## Exercise description
Report how many lines contain "first", with no other words.

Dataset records
- - - -

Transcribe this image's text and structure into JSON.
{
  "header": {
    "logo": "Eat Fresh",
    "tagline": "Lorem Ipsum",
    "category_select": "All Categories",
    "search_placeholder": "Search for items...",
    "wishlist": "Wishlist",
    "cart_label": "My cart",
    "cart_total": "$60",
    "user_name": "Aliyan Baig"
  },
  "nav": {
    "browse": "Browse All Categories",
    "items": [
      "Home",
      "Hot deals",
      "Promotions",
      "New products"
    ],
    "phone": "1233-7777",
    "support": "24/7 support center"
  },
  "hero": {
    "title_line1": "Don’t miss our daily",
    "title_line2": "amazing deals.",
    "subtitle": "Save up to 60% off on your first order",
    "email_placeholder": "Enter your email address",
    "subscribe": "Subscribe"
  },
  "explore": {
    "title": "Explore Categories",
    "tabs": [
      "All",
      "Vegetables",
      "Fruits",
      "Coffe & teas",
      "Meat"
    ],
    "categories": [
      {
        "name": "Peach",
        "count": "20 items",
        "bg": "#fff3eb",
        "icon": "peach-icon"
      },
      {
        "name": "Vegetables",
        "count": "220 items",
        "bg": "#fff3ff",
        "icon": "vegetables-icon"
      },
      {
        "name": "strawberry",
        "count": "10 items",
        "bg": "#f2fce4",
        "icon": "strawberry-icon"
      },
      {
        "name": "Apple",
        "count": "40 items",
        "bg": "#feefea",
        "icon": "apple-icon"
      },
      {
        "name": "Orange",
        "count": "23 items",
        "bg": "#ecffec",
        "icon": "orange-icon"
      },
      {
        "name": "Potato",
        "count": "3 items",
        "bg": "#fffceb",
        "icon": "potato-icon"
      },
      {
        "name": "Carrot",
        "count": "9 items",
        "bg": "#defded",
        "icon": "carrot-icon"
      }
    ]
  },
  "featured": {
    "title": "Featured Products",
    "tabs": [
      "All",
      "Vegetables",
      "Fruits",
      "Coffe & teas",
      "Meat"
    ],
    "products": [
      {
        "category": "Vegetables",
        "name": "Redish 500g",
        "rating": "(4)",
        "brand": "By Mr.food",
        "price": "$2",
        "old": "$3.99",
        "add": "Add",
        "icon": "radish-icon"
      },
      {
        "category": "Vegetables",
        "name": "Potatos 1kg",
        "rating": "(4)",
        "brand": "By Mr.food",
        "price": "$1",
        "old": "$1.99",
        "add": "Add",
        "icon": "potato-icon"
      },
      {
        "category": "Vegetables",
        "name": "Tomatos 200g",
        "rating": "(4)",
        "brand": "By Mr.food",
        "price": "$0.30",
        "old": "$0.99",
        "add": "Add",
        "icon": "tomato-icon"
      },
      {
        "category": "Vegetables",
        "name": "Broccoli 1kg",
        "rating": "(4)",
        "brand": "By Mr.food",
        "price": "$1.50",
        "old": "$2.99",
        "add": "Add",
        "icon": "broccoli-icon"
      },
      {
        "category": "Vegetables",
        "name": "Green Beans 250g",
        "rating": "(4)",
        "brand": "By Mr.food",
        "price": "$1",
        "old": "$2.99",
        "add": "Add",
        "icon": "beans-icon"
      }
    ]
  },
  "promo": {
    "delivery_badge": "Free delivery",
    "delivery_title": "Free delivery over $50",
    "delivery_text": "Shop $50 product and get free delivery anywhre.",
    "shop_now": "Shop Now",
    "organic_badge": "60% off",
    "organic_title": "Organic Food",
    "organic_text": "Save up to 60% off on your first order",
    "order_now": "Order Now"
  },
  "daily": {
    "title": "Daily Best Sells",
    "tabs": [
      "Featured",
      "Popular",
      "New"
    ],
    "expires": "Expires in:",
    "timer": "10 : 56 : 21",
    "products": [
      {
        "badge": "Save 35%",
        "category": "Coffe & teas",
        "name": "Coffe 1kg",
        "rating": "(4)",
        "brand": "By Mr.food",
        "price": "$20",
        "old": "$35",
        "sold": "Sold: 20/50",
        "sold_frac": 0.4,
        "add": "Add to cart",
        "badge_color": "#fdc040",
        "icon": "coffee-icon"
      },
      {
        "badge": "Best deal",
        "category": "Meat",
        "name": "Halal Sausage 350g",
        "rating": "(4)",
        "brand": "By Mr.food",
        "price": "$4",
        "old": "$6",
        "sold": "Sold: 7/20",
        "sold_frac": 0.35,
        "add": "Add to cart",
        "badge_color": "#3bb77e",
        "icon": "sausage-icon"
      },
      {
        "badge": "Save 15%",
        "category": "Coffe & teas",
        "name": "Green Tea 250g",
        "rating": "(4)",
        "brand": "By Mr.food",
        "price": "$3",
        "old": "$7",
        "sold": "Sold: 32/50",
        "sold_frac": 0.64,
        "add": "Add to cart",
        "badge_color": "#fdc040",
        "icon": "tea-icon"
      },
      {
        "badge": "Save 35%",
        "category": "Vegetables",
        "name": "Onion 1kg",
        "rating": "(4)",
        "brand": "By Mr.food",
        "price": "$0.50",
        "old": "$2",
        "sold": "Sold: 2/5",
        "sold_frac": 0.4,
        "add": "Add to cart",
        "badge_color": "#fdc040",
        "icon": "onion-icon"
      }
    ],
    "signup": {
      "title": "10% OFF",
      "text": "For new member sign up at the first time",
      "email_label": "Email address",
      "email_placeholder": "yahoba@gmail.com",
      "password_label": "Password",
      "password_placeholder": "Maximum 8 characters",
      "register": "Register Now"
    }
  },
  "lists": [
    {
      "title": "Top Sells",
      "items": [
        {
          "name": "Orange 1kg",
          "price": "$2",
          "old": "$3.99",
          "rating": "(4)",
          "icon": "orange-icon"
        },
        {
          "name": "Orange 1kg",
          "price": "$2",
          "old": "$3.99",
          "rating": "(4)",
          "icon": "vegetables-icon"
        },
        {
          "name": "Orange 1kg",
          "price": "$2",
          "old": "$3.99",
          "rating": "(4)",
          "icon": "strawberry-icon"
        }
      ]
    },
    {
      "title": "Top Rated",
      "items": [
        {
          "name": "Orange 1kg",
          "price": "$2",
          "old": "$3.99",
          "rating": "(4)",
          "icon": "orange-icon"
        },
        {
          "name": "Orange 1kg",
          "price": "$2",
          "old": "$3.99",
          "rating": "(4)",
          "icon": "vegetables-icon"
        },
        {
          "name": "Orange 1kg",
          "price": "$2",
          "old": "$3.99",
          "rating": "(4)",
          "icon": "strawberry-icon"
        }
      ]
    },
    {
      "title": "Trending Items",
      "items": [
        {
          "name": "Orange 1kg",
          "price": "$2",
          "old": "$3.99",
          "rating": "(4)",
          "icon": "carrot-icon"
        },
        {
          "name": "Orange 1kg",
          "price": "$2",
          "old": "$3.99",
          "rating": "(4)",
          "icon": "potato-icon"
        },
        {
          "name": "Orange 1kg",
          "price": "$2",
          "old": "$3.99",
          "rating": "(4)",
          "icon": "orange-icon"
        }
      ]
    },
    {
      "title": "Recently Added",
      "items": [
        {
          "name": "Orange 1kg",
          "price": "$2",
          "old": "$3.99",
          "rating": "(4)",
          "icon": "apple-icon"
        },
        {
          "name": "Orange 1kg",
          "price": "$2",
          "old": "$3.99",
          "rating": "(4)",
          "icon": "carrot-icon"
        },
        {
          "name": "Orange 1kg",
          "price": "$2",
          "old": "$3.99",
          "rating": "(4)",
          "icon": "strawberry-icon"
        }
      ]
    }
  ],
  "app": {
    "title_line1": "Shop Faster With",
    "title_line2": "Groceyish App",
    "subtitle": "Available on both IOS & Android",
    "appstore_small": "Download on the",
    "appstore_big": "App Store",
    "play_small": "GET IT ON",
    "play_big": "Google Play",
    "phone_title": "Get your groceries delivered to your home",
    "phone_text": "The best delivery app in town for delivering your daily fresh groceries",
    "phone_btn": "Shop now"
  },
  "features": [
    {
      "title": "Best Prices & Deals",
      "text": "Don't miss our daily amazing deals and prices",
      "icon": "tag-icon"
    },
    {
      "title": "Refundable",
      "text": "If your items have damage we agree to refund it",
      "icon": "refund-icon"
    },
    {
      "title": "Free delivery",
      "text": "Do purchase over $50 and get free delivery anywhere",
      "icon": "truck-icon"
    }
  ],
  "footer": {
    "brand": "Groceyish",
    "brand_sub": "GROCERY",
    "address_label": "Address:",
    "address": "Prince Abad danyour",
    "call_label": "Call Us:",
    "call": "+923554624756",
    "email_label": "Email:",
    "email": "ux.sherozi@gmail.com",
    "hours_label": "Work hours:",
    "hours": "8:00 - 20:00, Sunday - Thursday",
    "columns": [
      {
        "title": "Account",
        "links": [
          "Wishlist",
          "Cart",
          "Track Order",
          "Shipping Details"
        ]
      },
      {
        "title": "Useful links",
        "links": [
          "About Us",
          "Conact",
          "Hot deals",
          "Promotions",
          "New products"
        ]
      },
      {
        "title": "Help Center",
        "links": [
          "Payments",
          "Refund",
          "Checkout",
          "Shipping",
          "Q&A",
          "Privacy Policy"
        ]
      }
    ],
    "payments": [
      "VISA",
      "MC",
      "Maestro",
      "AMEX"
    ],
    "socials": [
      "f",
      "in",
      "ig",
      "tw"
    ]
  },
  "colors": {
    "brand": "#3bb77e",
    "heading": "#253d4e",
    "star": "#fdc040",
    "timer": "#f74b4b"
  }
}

- - - -

## Result
3